== What is expected ==
Change every occurrence of "grid-line" in the records to "gridline" and reproduce them with no other alteration. Omit the pictures from your answer.

** start Source data **

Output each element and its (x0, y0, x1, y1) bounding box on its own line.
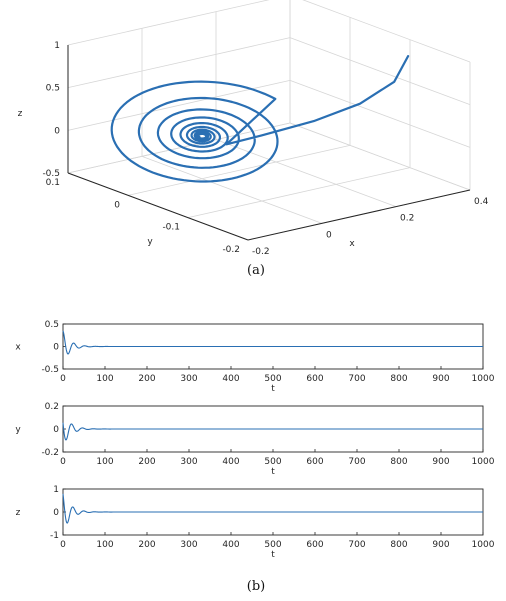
y-tick-label: -0.5 (41, 365, 59, 375)
x-tick-label: 400 (222, 457, 239, 467)
y-tick-label: 0 (53, 508, 59, 518)
x-tick-label: -0.2 (252, 247, 270, 257)
z-tick-label: -0.5 (42, 169, 60, 179)
y-tick-label: 0.1 (46, 178, 60, 188)
x-tick-label: 600 (306, 540, 323, 550)
y-tick-label: 0 (114, 200, 120, 210)
x-tick-label: 800 (390, 374, 407, 384)
x-tick-label: 600 (306, 457, 323, 467)
x-axis-label: t (271, 467, 275, 477)
y-tick-label: -0.1 (162, 223, 180, 233)
x-tick-label: 0.2 (400, 214, 414, 224)
series-line-x (62, 330, 483, 355)
x-tick-label: 300 (180, 457, 197, 467)
z-tick-label: 1 (54, 41, 60, 51)
y-tick-label: -0.2 (41, 448, 59, 458)
x-axis (247, 189, 471, 241)
grid-line (289, 37, 471, 106)
series-line-y (62, 422, 483, 441)
x-tick-label: 600 (306, 374, 323, 384)
x-axis-label: x (349, 239, 355, 249)
y-tick-label: 0 (53, 343, 59, 353)
grid-line (289, 79, 471, 148)
ticks-3d: -0.5 0 0.5 1 -0.2 -0.1 0 0.1 -0.2 0 0.2 0.4 (42, 41, 488, 257)
z-tick-label: 0.5 (46, 84, 60, 94)
y-axis-label: x (15, 343, 21, 353)
x-tick-label: 200 (138, 374, 155, 384)
y-axis-label: y (15, 425, 21, 435)
grid-line (187, 167, 411, 219)
series-line-z (62, 493, 483, 524)
trajectory-line (110, 55, 410, 183)
x-axis-label: t (271, 550, 275, 560)
x-tick-label: 400 (222, 540, 239, 550)
x-tick-label: 900 (432, 540, 449, 550)
x-tick-label: 0 (60, 540, 66, 550)
y-tick-label: 0.2 (45, 402, 59, 412)
x-tick-label: 900 (432, 374, 449, 384)
x-tick-label: 300 (180, 374, 197, 384)
x-tick-label: 0 (60, 374, 66, 384)
y-tick-label: 0 (53, 425, 59, 435)
x-tick-label: 800 (390, 540, 407, 550)
y-axis (67, 172, 249, 241)
x-tick-label: 1000 (472, 457, 495, 467)
plot-3d: -0.5 0 0.5 1 -0.2 -0.1 0 0.1 -0.2 0 0.2 0.4 z y x (… (18, 0, 489, 278)
grid-line (215, 139, 397, 208)
z-axis-label: z (18, 109, 23, 119)
grid-line (302, 0, 471, 63)
x-tick-label: 0 (326, 230, 332, 240)
x-tick-label: 900 (432, 457, 449, 467)
y-tick-label: 0.5 (45, 320, 59, 330)
x-tick-label: 200 (138, 457, 155, 467)
x-tick-label: 100 (96, 374, 113, 384)
y-tick-label: -0.2 (222, 245, 240, 255)
grid-line (127, 144, 351, 196)
grid-3d (67, 0, 471, 241)
time-series-panel-x: 0.50-0.5x0 100 200 300 400 500 600 700 800 900 100… (15, 320, 494, 394)
x-tick-label: 1000 (472, 374, 495, 384)
y-tick-label: -1 (50, 531, 59, 541)
grid-line (289, 122, 471, 191)
x-tick-label: 700 (348, 540, 365, 550)
x-tick-label: 1000 (472, 540, 495, 550)
y-axis-label: z (16, 508, 21, 518)
grid-line (141, 155, 323, 224)
x-tick-label: 100 (96, 457, 113, 467)
y-axis-label: y (147, 237, 153, 247)
x-axis-label: t (271, 384, 275, 394)
caption-b: (b) (247, 579, 265, 594)
x-tick-label: 200 (138, 540, 155, 550)
grid-line (67, 37, 291, 89)
x-tick-label: 0.4 (474, 197, 489, 207)
x-tick-label: 500 (264, 457, 281, 467)
x-tick-label: 100 (96, 540, 113, 550)
x-tick-label: 0 (60, 457, 66, 467)
x-tick-label: 800 (390, 457, 407, 467)
y-tick-label: 1 (53, 485, 59, 495)
time-series-panel-y: 0.20-0.2y0 100 200 300 400 500 600 700 800 900 100… (15, 402, 494, 477)
x-tick-label: 700 (348, 374, 365, 384)
caption-a: (a) (247, 263, 265, 278)
x-tick-label: 500 (264, 540, 281, 550)
x-tick-label: 700 (348, 457, 365, 467)
z-tick-label: 0 (54, 126, 60, 136)
x-tick-label: 300 (180, 540, 197, 550)
grid-line (67, 0, 270, 46)
x-tick-label: 400 (222, 374, 239, 384)
time-series-panels: 0.50-0.5x0 100 200 300 400 500 600 700 800 900 100… (15, 320, 494, 560)
x-tick-label: 500 (264, 374, 281, 384)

** end Source data **

== Answer for the task ==
Output each element and its (x0, y0, x1, y1) bounding box on its own line.
y-tick-label: -0.5 (41, 365, 59, 375)
x-tick-label: 400 (222, 457, 239, 467)
y-tick-label: 0 (53, 508, 59, 518)
x-tick-label: -0.2 (252, 247, 270, 257)
z-tick-label: -0.5 (42, 169, 60, 179)
y-tick-label: 0.1 (46, 178, 60, 188)
x-tick-label: 600 (306, 540, 323, 550)
y-tick-label: 0 (114, 200, 120, 210)
x-tick-label: 800 (390, 374, 407, 384)
x-tick-label: 600 (306, 457, 323, 467)
x-axis-label: t (271, 467, 275, 477)
y-tick-label: -0.1 (162, 223, 180, 233)
x-tick-label: 0.2 (400, 214, 414, 224)
series-line-x (62, 330, 483, 355)
x-tick-label: 300 (180, 457, 197, 467)
z-tick-label: 1 (54, 41, 60, 51)
y-tick-label: -0.2 (41, 448, 59, 458)
x-axis (247, 189, 471, 241)
gridline (289, 37, 471, 106)
series-line-y (62, 422, 483, 441)
x-tick-label: 600 (306, 374, 323, 384)
x-axis-label: x (349, 239, 355, 249)
y-tick-label: 0 (53, 343, 59, 353)
gridline (289, 79, 471, 148)
ticks-3d: -0.5 0 0.5 1 -0.2 -0.1 0 0.1 -0.2 0 0.2 0.4 (42, 41, 488, 257)
z-tick-label: 0.5 (46, 84, 60, 94)
y-axis-label: x (15, 343, 21, 353)
x-tick-label: 200 (138, 374, 155, 384)
y-axis-label: y (15, 425, 21, 435)
gridline (187, 167, 411, 219)
series-line-z (62, 493, 483, 524)
trajectory-line (110, 55, 410, 183)
x-axis-label: t (271, 550, 275, 560)
x-tick-label: 400 (222, 540, 239, 550)
x-tick-label: 900 (432, 540, 449, 550)
x-tick-label: 0 (60, 540, 66, 550)
y-tick-label: 0.2 (45, 402, 59, 412)
x-tick-label: 900 (432, 374, 449, 384)
x-tick-label: 300 (180, 374, 197, 384)
x-tick-label: 0 (60, 374, 66, 384)
y-tick-label: 0 (53, 425, 59, 435)
x-tick-label: 800 (390, 540, 407, 550)
y-axis (67, 172, 249, 241)
x-tick-label: 1000 (472, 457, 495, 467)
plot-3d: -0.5 0 0.5 1 -0.2 -0.1 0 0.1 -0.2 0 0.2 0.4 z y x (… (18, 0, 489, 278)
gridline (215, 139, 397, 208)
z-axis-label: z (18, 109, 23, 119)
gridline (302, 0, 471, 63)
x-tick-label: 0 (326, 230, 332, 240)
x-tick-label: 900 (432, 457, 449, 467)
y-tick-label: 0.5 (45, 320, 59, 330)
x-tick-label: 200 (138, 457, 155, 467)
x-tick-label: 100 (96, 374, 113, 384)
y-tick-label: -0.2 (222, 245, 240, 255)
gridline (127, 144, 351, 196)
grid-3d (67, 0, 471, 241)
time-series-panel-x: 0.50-0.5x0 100 200 300 400 500 600 700 800 900 100… (15, 320, 494, 394)
x-tick-label: 1000 (472, 374, 495, 384)
y-tick-label: -1 (50, 531, 59, 541)
gridline (289, 122, 471, 191)
x-tick-label: 700 (348, 540, 365, 550)
x-tick-label: 1000 (472, 540, 495, 550)
y-axis-label: z (16, 508, 21, 518)
gridline (141, 155, 323, 224)
x-tick-label: 100 (96, 457, 113, 467)
y-axis-label: y (147, 237, 153, 247)
x-axis-label: t (271, 384, 275, 394)
caption-b: (b) (247, 579, 265, 594)
x-tick-label: 200 (138, 540, 155, 550)
gridline (67, 37, 291, 89)
x-tick-label: 0.4 (474, 197, 489, 207)
x-tick-label: 500 (264, 457, 281, 467)
x-tick-label: 100 (96, 540, 113, 550)
x-tick-label: 0 (60, 457, 66, 467)
x-tick-label: 800 (390, 457, 407, 467)
y-tick-label: 1 (53, 485, 59, 495)
time-series-panel-y: 0.20-0.2y0 100 200 300 400 500 600 700 800 900 100… (15, 402, 494, 477)
x-tick-label: 700 (348, 374, 365, 384)
caption-a: (a) (247, 263, 265, 278)
x-tick-label: 500 (264, 540, 281, 550)
x-tick-label: 700 (348, 457, 365, 467)
z-tick-label: 0 (54, 126, 60, 136)
x-tick-label: 300 (180, 540, 197, 550)
gridline (67, 0, 270, 46)
x-tick-label: 400 (222, 374, 239, 384)
time-series-panels: 0.50-0.5x0 100 200 300 400 500 600 700 800 900 100… (15, 320, 494, 560)
x-tick-label: 500 (264, 374, 281, 384)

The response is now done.